Request:
Say how many lines in the records include the string "stars", adding no other words.

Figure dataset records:

◆ ◆ ◆ ◆ ◆

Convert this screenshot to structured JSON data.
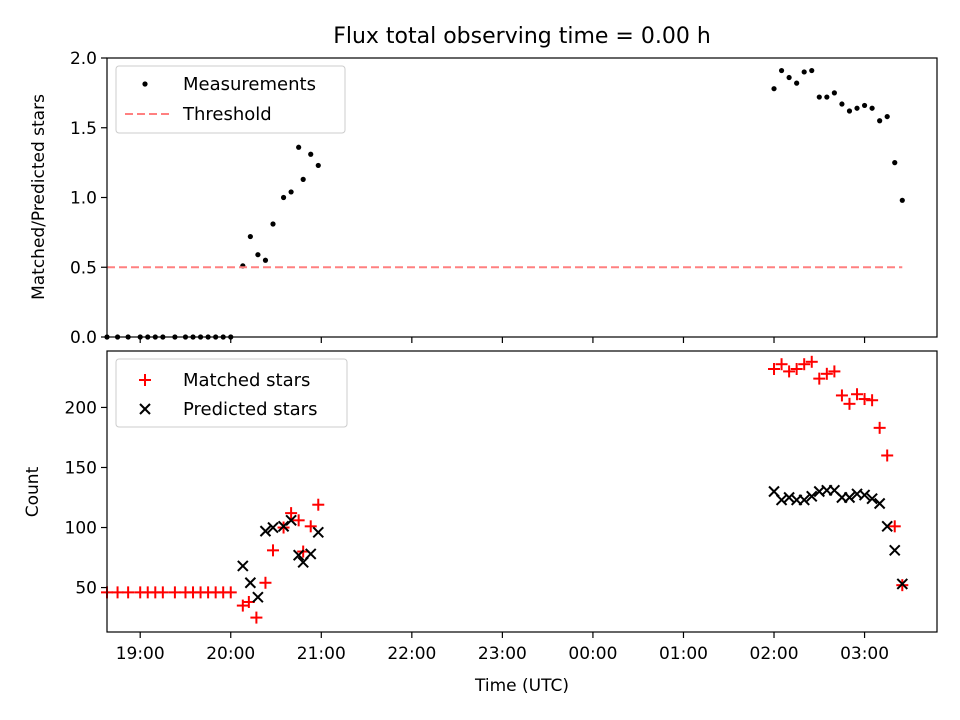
{
  "figure": {
    "title": "Flux total observing time = 0.00 h"
  },
  "chart_data": [
    {
      "type": "scatter",
      "ylabel": "Matched/Predicted stars",
      "xlabel": "",
      "ylim": [
        0,
        2.0
      ],
      "xlim": [
        "18:38",
        "03:48"
      ],
      "y_ticks": [
        "0.0",
        "0.5",
        "1.0",
        "1.5",
        "2.0"
      ],
      "grid": false,
      "legend_position": "top-left",
      "legend": [
        "Measurements",
        "Threshold"
      ],
      "series": [
        {
          "name": "Measurements",
          "marker": "dot",
          "color": "#000000",
          "x": [
            "18:38",
            "18:45",
            "18:52",
            "19:00",
            "19:05",
            "19:10",
            "19:15",
            "19:23",
            "19:30",
            "19:35",
            "19:40",
            "19:45",
            "19:50",
            "19:55",
            "20:00",
            "20:08",
            "20:13",
            "20:18",
            "20:23",
            "20:28",
            "20:35",
            "20:40",
            "20:45",
            "20:48",
            "20:53",
            "20:58",
            "02:00",
            "02:05",
            "02:10",
            "02:15",
            "02:20",
            "02:25",
            "02:30",
            "02:35",
            "02:40",
            "02:45",
            "02:50",
            "02:55",
            "03:00",
            "03:05",
            "03:10",
            "03:15",
            "03:20",
            "03:25"
          ],
          "y": [
            0,
            0,
            0,
            0,
            0,
            0,
            0,
            0,
            0,
            0,
            0,
            0,
            0,
            0,
            0,
            0.51,
            0.72,
            0.59,
            0.55,
            0.81,
            1.0,
            1.04,
            1.36,
            1.13,
            1.31,
            1.23,
            1.78,
            1.91,
            1.86,
            1.82,
            1.9,
            1.91,
            1.72,
            1.72,
            1.75,
            1.67,
            1.62,
            1.64,
            1.66,
            1.64,
            1.55,
            1.58,
            1.25,
            0.98
          ]
        },
        {
          "name": "Threshold",
          "style": "dashed",
          "color": "#ff8080",
          "x": [
            "18:38",
            "03:25"
          ],
          "y": [
            0.5,
            0.5
          ]
        }
      ]
    },
    {
      "type": "scatter",
      "ylabel": "Count",
      "xlabel": "Time (UTC)",
      "ylim": [
        13,
        247
      ],
      "xlim": [
        "18:38",
        "03:48"
      ],
      "y_ticks": [
        "50",
        "100",
        "150",
        "200"
      ],
      "x_ticks": [
        "19:00",
        "20:00",
        "21:00",
        "22:00",
        "23:00",
        "00:00",
        "01:00",
        "02:00",
        "03:00"
      ],
      "grid": false,
      "legend_position": "top-left",
      "legend": [
        "Matched stars",
        "Predicted stars"
      ],
      "series": [
        {
          "name": "Matched stars",
          "marker": "plus",
          "color": "#ff0000",
          "x": [
            "18:38",
            "18:45",
            "18:52",
            "19:00",
            "19:05",
            "19:10",
            "19:15",
            "19:23",
            "19:30",
            "19:35",
            "19:40",
            "19:45",
            "19:50",
            "19:55",
            "20:00",
            "20:08",
            "20:12",
            "20:17",
            "20:23",
            "20:28",
            "20:35",
            "20:40",
            "20:45",
            "20:48",
            "20:53",
            "20:58",
            "02:00",
            "02:05",
            "02:10",
            "02:15",
            "02:20",
            "02:25",
            "02:30",
            "02:35",
            "02:40",
            "02:45",
            "02:50",
            "02:55",
            "03:00",
            "03:05",
            "03:10",
            "03:15",
            "03:20",
            "03:25"
          ],
          "y": [
            46,
            46,
            46,
            46,
            46,
            46,
            46,
            46,
            46,
            46,
            46,
            46,
            46,
            46,
            46,
            35,
            38,
            25,
            54,
            81,
            100,
            112,
            106,
            80,
            101,
            119,
            232,
            236,
            230,
            232,
            236,
            238,
            224,
            228,
            230,
            210,
            203,
            211,
            207,
            206,
            183,
            160,
            101,
            52
          ]
        },
        {
          "name": "Predicted stars",
          "marker": "x",
          "color": "#000000",
          "x": [
            "20:08",
            "20:13",
            "20:18",
            "20:23",
            "20:28",
            "20:35",
            "20:40",
            "20:45",
            "20:48",
            "20:53",
            "20:58",
            "02:00",
            "02:05",
            "02:10",
            "02:15",
            "02:20",
            "02:25",
            "02:30",
            "02:35",
            "02:40",
            "02:45",
            "02:50",
            "02:55",
            "03:00",
            "03:05",
            "03:10",
            "03:15",
            "03:20",
            "03:25"
          ],
          "y": [
            68,
            54,
            42,
            97,
            100,
            101,
            106,
            77,
            71,
            78,
            96,
            130,
            123,
            125,
            123,
            123,
            126,
            130,
            131,
            131,
            125,
            125,
            128,
            127,
            124,
            120,
            101,
            81,
            53
          ]
        }
      ]
    }
  ]
}
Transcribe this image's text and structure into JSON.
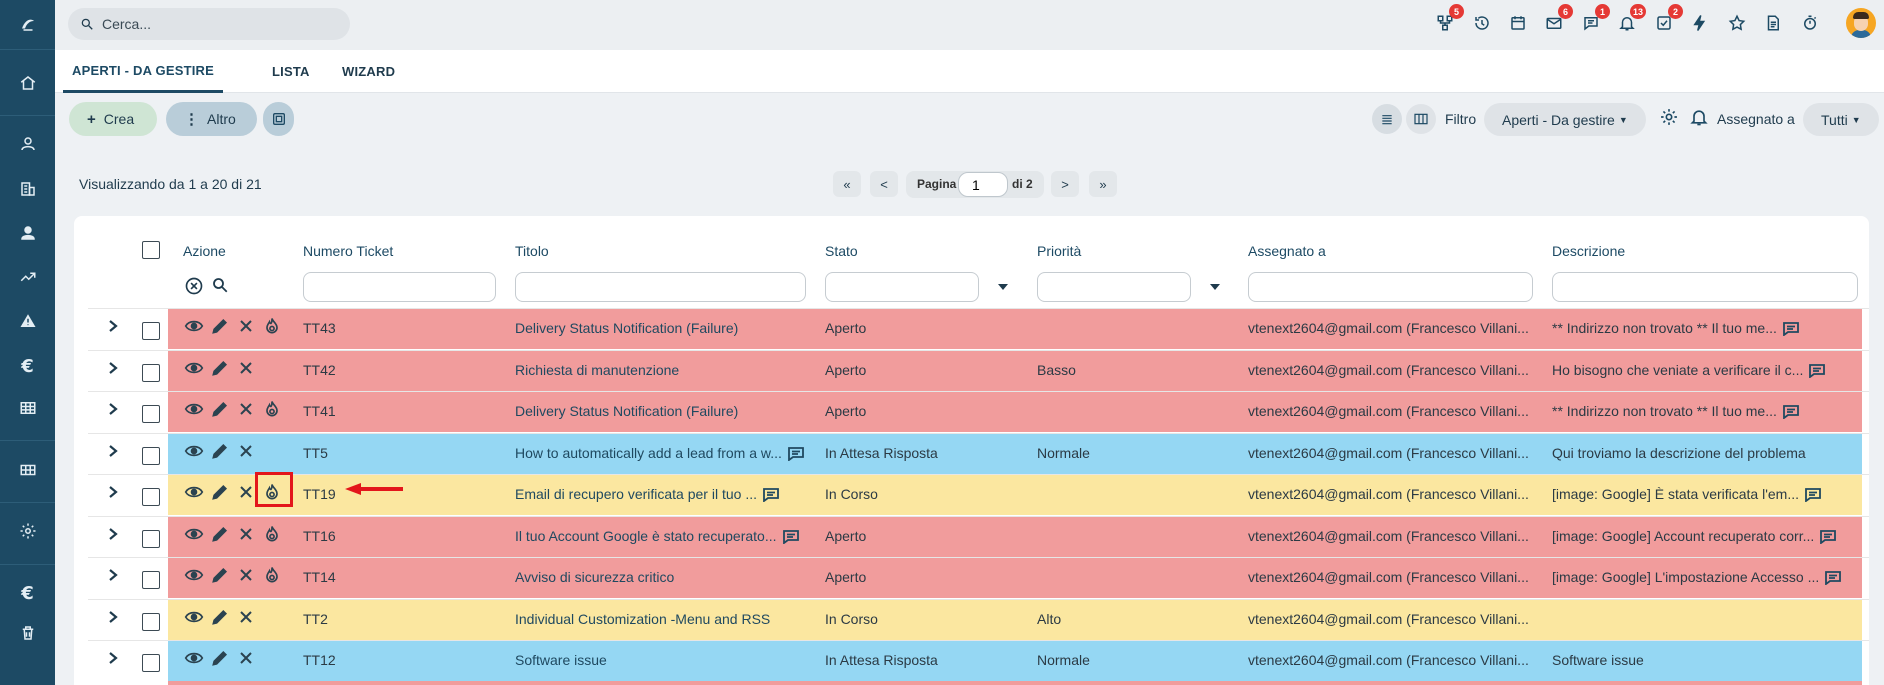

◆ ◆ ◆ ◆ ◆

Final answer:
5